---- Recorded information

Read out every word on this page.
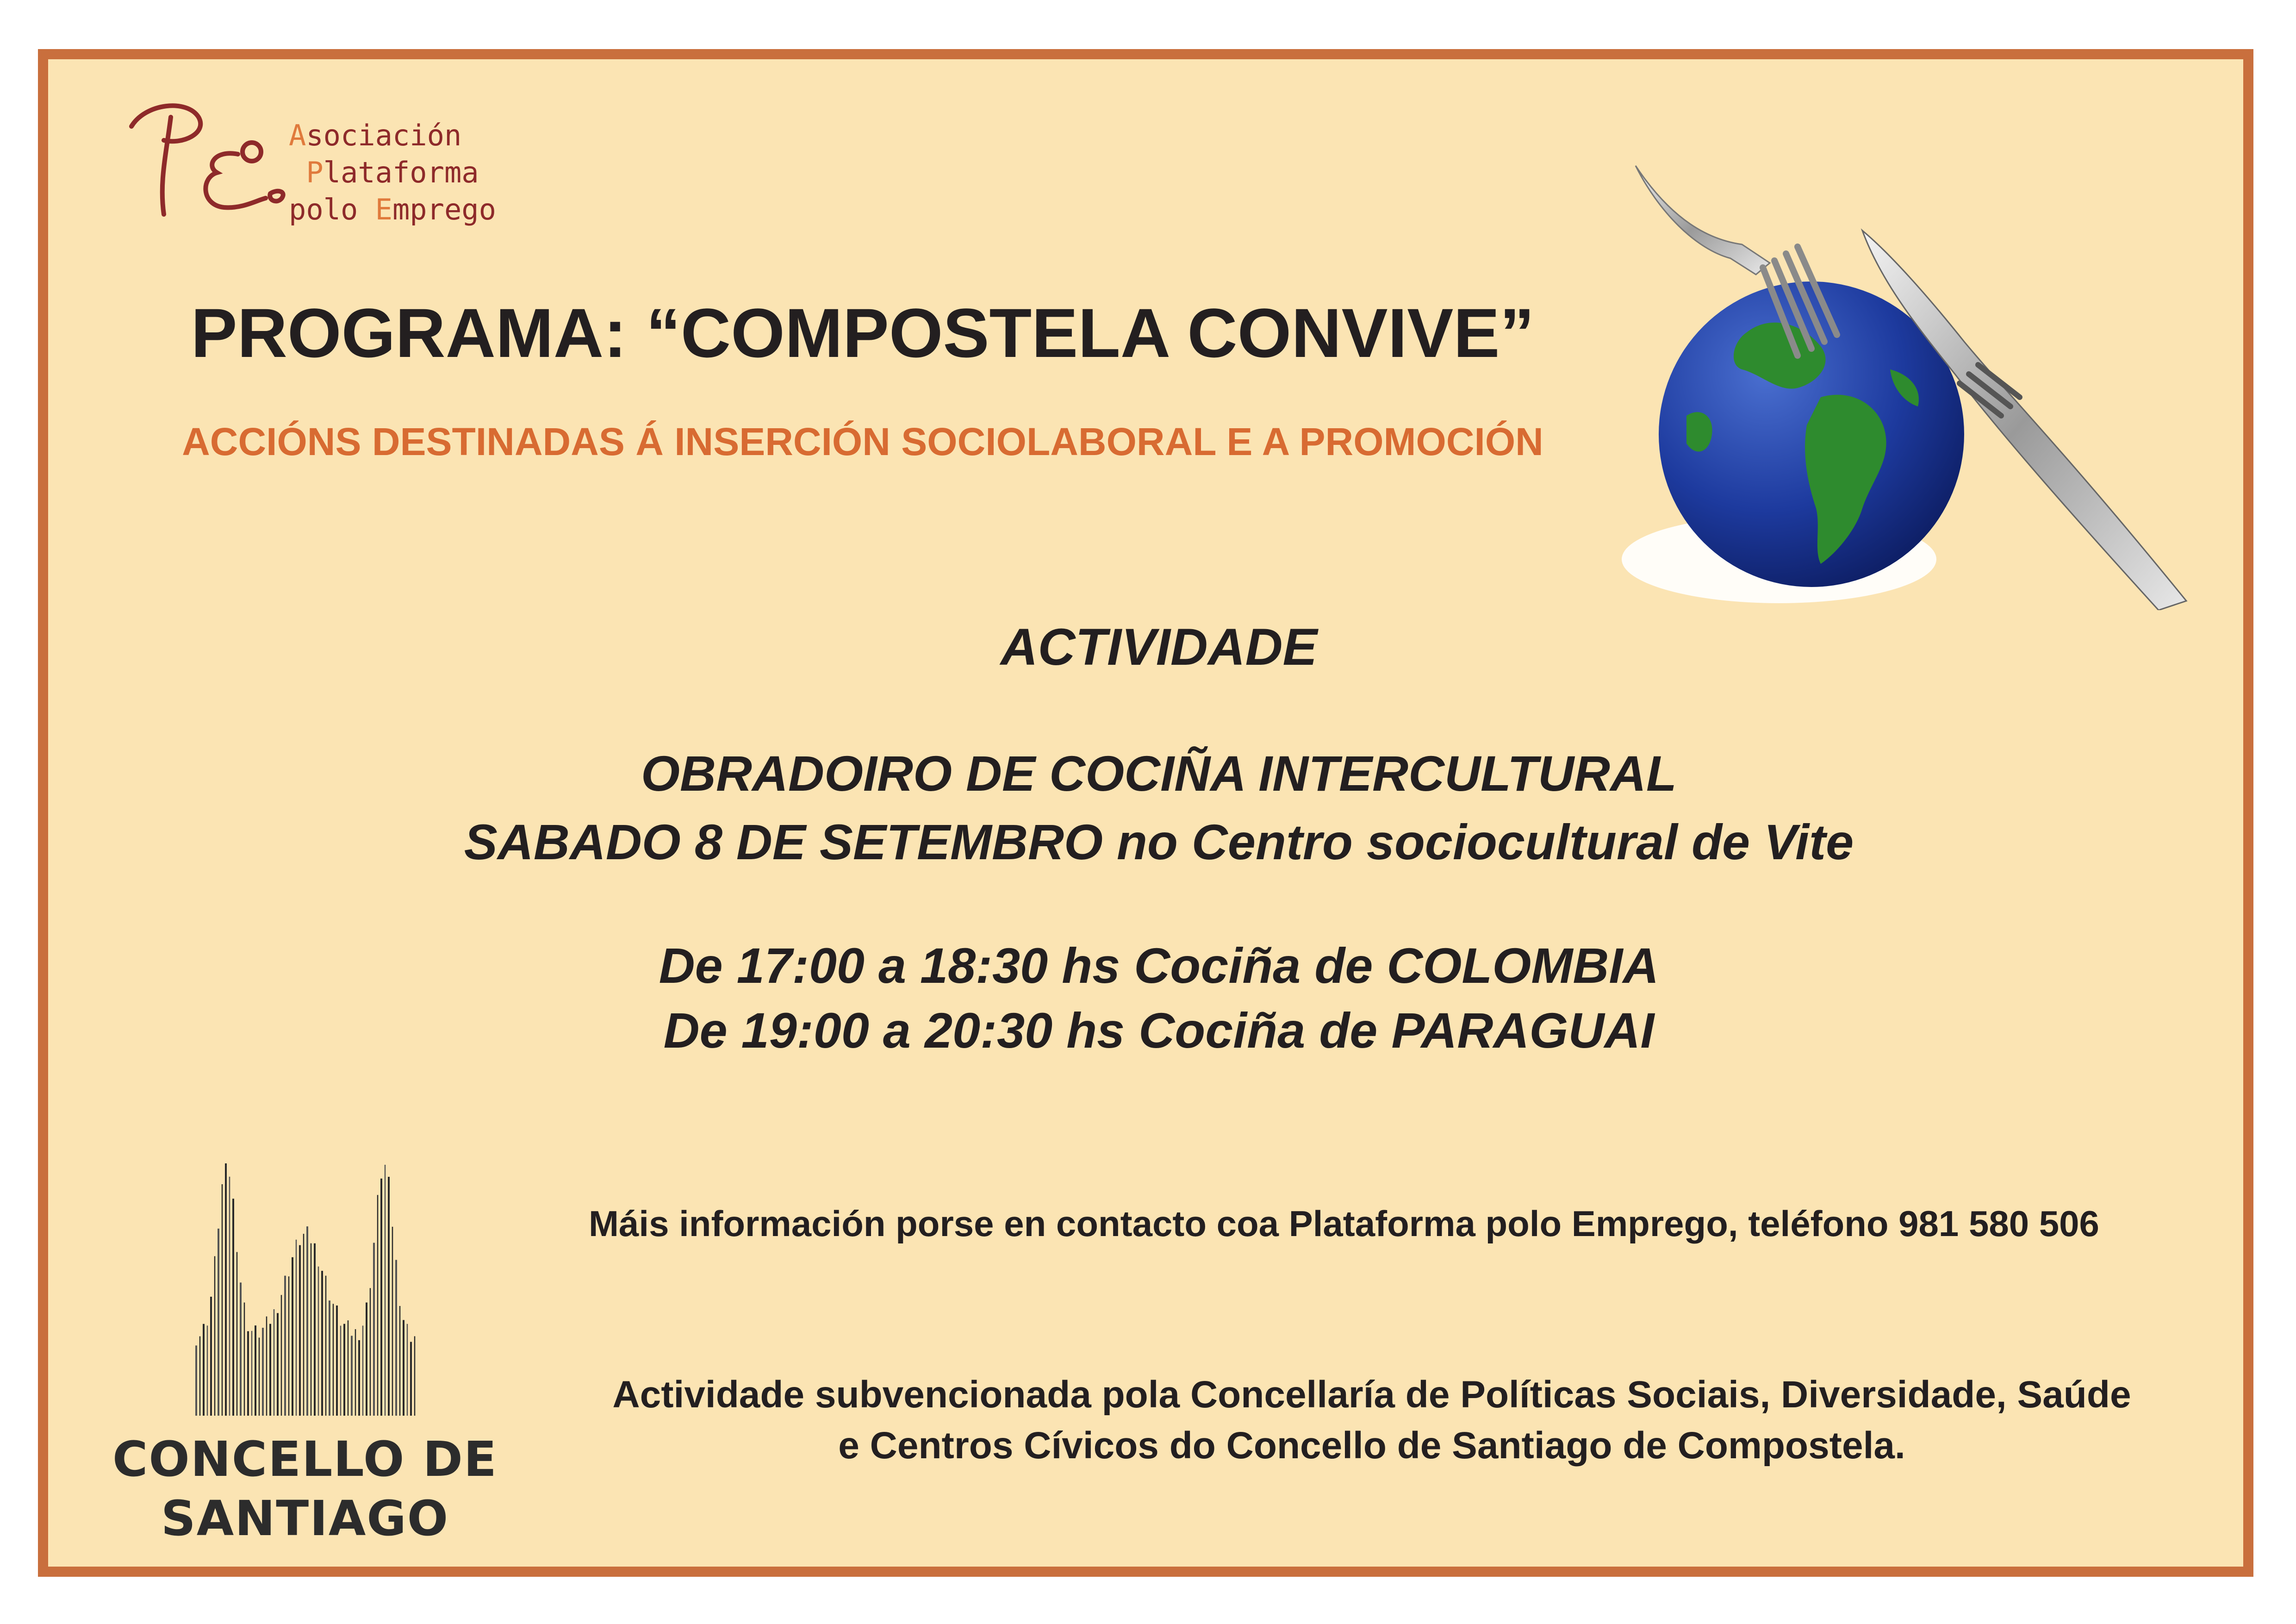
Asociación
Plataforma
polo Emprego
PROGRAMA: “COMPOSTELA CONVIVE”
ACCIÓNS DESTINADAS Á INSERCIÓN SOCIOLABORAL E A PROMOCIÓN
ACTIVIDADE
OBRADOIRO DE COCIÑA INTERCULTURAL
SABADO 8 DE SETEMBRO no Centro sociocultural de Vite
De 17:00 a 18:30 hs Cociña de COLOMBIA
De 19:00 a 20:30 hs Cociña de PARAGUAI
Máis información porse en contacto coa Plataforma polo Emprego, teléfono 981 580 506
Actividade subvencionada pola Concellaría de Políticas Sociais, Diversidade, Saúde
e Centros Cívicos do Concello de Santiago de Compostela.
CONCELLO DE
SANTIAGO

--------

Set the entries down again exactly. Do not include the images.

_Solution for this exercise_
Read out every word on this page.
Asociación
Plataforma
polo Emprego
PROGRAMA: “COMPOSTELA CONVIVE”
ACCIÓNS DESTINADAS Á INSERCIÓN SOCIOLABORAL E A PROMOCIÓN
ACTIVIDADE
OBRADOIRO DE COCIÑA INTERCULTURAL
SABADO 8 DE SETEMBRO no Centro sociocultural de Vite
De 17:00 a 18:30 hs Cociña de COLOMBIA
De 19:00 a 20:30 hs Cociña de PARAGUAI
Máis información porse en contacto coa Plataforma polo Emprego, teléfono 981 580 506
Actividade subvencionada pola Concellaría de Políticas Sociais, Diversidade, Saúde
e Centros Cívicos do Concello de Santiago de Compostela.
CONCELLO DE
SANTIAGO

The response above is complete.